What to produce – Extract each line from the entries below that has the string "skreślić" in it.

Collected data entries
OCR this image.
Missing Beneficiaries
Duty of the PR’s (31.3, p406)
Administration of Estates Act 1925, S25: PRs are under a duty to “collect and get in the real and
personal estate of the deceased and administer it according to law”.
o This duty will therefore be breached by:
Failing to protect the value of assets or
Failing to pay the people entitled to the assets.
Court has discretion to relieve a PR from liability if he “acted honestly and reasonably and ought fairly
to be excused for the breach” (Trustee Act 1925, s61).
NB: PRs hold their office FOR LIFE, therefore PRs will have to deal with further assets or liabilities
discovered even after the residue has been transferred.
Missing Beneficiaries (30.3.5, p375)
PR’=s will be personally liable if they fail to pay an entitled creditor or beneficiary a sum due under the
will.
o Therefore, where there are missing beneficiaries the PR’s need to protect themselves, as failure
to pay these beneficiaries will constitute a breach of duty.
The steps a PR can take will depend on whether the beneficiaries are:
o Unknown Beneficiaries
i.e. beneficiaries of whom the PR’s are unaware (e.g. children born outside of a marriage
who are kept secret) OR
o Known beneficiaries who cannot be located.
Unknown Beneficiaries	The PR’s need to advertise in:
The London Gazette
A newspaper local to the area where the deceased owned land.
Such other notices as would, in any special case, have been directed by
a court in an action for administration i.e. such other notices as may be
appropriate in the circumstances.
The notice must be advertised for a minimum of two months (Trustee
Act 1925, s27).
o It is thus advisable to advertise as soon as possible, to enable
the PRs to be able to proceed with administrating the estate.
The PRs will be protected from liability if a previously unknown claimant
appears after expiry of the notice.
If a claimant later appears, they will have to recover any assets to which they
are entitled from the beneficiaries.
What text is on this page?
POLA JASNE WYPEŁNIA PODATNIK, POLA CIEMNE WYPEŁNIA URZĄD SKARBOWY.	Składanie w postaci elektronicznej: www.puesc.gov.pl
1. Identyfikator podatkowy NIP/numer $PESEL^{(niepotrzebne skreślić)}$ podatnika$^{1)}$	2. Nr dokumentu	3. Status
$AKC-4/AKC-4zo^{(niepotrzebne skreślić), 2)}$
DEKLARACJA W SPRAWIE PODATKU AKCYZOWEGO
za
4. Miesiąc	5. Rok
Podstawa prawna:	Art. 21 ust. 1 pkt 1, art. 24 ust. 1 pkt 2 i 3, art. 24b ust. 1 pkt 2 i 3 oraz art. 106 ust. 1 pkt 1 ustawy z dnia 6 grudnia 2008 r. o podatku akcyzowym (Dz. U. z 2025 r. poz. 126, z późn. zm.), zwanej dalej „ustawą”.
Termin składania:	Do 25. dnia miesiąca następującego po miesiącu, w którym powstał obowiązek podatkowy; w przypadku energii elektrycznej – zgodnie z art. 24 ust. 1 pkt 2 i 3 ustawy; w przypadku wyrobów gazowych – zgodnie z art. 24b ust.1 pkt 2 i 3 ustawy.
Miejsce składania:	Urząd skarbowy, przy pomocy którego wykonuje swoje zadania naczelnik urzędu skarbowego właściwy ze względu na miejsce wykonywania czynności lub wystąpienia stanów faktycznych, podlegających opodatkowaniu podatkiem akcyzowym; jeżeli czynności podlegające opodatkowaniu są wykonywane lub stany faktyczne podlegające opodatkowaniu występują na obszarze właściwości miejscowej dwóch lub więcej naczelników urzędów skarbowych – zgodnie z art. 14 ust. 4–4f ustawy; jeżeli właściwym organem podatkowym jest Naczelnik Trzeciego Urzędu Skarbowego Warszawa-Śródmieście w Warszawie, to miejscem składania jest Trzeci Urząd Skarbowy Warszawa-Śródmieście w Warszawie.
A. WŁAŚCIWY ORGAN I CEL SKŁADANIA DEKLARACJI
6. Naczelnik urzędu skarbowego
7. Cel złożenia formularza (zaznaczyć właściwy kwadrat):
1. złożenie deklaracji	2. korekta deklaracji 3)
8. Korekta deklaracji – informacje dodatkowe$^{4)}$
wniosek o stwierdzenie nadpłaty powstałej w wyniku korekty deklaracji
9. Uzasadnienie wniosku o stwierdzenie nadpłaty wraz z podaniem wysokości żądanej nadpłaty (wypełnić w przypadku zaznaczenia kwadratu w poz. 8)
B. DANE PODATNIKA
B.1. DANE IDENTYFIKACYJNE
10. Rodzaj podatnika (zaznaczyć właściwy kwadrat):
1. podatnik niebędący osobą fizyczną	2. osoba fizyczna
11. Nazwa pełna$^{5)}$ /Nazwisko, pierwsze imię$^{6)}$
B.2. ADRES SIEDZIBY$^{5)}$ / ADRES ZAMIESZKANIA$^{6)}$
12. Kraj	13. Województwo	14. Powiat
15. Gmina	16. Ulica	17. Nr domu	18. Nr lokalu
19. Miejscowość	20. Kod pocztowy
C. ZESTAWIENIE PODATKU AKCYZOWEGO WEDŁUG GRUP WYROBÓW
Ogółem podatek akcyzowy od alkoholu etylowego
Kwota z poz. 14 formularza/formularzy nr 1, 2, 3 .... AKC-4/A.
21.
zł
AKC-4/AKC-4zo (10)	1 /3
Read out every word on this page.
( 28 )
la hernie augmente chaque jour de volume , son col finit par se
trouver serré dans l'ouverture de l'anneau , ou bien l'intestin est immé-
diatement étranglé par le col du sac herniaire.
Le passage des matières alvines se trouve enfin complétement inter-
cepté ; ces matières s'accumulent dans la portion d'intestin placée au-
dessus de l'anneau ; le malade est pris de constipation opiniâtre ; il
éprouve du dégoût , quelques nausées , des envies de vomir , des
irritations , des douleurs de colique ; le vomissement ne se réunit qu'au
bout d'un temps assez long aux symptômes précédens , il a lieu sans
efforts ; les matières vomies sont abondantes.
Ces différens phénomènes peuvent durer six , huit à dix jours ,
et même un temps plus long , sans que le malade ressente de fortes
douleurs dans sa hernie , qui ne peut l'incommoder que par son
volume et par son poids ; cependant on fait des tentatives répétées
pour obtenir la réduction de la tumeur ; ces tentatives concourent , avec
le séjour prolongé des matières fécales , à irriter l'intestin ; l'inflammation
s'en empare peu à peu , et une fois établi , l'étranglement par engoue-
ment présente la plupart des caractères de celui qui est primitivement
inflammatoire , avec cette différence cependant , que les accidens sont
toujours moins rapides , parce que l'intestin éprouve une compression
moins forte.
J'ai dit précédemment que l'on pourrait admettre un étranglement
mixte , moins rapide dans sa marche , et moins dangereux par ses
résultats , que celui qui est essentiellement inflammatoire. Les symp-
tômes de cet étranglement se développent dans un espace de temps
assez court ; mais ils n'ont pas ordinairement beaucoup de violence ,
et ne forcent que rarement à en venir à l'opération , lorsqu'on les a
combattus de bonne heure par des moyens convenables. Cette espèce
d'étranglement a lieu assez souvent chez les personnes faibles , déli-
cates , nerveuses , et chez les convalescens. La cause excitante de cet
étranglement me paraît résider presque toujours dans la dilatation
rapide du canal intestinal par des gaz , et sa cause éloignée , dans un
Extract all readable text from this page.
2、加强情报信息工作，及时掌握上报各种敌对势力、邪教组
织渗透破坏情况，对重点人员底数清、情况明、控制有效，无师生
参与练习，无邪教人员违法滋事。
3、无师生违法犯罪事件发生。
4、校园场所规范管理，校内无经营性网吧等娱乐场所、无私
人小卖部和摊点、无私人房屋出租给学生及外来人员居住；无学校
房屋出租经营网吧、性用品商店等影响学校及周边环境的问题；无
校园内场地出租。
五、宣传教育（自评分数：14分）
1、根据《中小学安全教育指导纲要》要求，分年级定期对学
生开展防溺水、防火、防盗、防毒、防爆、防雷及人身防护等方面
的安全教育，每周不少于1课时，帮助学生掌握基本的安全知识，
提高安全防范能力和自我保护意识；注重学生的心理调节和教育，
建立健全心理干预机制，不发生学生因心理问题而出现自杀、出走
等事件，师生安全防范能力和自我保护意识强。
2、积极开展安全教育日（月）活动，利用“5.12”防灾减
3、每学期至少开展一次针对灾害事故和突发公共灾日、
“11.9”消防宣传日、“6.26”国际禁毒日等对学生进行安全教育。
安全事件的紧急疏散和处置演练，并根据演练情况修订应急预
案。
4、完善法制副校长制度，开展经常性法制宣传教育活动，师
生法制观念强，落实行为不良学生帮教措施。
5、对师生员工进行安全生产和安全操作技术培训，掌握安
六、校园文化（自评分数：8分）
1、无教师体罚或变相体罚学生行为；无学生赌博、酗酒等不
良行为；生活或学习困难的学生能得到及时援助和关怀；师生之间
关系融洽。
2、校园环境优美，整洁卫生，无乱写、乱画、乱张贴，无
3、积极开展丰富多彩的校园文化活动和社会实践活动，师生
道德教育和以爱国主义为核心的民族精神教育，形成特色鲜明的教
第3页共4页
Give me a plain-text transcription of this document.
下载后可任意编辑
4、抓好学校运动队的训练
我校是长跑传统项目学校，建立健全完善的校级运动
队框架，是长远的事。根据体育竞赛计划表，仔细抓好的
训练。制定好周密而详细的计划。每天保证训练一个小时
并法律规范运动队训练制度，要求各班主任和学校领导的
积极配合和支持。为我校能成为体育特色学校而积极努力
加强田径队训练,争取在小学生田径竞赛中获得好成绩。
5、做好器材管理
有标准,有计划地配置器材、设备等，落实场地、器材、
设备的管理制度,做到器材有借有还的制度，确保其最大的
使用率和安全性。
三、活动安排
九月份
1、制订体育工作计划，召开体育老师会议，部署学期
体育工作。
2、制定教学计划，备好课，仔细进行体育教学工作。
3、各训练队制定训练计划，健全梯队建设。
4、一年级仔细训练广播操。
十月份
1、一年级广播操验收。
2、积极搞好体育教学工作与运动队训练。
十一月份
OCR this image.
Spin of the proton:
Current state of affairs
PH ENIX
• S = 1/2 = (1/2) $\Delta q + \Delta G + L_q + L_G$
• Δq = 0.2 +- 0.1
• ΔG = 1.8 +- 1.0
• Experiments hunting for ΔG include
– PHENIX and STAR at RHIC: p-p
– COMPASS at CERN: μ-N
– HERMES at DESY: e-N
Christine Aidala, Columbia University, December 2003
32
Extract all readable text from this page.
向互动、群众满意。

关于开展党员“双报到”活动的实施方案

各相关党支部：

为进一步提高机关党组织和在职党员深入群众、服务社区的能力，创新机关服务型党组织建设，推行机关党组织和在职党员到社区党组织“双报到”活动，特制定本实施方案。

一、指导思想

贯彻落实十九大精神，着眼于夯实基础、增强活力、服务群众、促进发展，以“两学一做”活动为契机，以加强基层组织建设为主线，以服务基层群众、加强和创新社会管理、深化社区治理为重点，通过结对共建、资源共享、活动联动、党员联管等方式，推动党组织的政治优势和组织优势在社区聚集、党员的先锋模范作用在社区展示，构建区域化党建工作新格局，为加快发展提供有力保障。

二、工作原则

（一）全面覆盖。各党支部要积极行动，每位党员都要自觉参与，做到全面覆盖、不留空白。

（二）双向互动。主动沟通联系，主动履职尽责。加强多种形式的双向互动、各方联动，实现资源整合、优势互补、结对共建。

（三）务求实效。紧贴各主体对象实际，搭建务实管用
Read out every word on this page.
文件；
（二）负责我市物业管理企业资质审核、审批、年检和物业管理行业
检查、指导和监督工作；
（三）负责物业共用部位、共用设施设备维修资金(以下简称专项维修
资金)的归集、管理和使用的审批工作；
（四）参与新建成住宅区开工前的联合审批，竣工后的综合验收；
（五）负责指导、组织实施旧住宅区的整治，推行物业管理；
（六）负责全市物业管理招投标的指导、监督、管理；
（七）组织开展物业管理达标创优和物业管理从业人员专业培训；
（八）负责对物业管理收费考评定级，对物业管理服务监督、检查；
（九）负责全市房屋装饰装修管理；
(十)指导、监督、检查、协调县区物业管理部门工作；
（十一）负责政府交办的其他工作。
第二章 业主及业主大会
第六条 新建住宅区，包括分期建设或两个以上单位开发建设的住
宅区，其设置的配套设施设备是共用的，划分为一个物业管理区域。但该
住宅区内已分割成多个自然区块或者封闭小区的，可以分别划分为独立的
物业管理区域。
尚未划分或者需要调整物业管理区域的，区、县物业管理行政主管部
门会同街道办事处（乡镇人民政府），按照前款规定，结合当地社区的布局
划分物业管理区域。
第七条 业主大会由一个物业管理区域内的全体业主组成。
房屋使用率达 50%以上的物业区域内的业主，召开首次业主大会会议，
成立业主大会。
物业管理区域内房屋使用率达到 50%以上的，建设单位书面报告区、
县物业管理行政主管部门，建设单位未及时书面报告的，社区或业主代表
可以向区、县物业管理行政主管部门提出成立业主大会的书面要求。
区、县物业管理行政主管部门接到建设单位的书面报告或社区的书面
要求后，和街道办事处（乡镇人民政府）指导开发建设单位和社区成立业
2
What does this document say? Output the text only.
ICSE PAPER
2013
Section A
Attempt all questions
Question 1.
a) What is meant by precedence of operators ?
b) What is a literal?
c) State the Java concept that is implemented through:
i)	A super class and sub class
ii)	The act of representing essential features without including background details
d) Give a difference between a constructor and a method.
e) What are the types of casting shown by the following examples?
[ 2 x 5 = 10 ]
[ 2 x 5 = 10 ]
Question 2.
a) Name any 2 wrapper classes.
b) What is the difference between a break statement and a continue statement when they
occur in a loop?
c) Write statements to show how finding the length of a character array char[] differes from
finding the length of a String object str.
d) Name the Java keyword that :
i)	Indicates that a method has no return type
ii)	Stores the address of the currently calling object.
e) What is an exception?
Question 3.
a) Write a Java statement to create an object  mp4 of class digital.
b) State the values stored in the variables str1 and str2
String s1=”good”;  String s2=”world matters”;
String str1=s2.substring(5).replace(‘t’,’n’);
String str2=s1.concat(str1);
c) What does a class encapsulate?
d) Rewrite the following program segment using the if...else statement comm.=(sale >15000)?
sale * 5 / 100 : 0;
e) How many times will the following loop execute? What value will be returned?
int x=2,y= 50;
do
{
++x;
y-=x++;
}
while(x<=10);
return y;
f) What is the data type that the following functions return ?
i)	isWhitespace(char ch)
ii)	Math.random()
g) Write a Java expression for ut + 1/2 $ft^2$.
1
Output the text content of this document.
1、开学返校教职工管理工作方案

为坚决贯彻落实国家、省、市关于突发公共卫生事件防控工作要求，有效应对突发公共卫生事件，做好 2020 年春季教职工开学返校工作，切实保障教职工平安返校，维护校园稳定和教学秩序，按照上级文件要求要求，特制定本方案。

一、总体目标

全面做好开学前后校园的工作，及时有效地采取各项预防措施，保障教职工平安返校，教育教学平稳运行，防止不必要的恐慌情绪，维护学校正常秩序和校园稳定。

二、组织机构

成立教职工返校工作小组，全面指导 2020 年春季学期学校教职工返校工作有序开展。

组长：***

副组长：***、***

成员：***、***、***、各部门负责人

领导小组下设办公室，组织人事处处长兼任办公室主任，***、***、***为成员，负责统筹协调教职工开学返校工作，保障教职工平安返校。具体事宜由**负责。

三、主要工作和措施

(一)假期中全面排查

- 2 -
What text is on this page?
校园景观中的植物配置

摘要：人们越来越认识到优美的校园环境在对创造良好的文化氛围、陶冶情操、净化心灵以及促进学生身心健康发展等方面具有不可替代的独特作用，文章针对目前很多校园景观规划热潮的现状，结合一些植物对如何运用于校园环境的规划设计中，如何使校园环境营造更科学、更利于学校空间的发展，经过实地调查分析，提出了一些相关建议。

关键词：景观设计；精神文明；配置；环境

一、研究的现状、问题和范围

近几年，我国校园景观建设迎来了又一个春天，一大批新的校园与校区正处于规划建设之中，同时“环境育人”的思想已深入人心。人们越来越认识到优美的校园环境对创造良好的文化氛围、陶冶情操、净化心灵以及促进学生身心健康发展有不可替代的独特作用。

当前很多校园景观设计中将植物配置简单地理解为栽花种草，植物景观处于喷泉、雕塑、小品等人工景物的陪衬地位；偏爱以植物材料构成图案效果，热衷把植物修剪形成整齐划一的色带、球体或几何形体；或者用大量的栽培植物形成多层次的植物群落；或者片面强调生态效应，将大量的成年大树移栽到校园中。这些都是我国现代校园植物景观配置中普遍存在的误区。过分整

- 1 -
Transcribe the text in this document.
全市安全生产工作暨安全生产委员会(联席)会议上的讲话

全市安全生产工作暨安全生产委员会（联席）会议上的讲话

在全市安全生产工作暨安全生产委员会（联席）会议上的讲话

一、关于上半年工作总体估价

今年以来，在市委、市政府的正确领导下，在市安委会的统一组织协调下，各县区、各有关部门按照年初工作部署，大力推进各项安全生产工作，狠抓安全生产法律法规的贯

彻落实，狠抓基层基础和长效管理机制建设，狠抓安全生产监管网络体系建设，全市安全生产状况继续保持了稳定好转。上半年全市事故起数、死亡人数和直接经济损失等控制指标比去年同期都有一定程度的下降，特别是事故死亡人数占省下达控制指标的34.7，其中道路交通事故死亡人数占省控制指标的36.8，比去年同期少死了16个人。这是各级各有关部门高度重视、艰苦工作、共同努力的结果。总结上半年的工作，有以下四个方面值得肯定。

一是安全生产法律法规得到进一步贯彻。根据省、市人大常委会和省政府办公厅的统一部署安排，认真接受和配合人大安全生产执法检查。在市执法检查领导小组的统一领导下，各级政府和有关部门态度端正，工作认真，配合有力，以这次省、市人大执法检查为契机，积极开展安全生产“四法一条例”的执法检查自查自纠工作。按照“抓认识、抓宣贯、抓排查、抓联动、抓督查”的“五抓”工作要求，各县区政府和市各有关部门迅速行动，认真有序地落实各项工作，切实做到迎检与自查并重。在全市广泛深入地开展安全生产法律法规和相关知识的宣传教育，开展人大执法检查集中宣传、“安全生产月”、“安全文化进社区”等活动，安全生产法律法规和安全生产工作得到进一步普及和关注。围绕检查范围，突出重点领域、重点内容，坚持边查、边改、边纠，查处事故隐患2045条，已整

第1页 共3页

Exercise output –
1. Identyfikator podatkowy NIP/numer $PESEL^{(niepotrzebne skreślić)}$ podatnika$^{1)}$	2. Nr dokumentu	3. Status
$AKC-4/AKC-4zo^{(niepotrzebne skreślić), 2)}$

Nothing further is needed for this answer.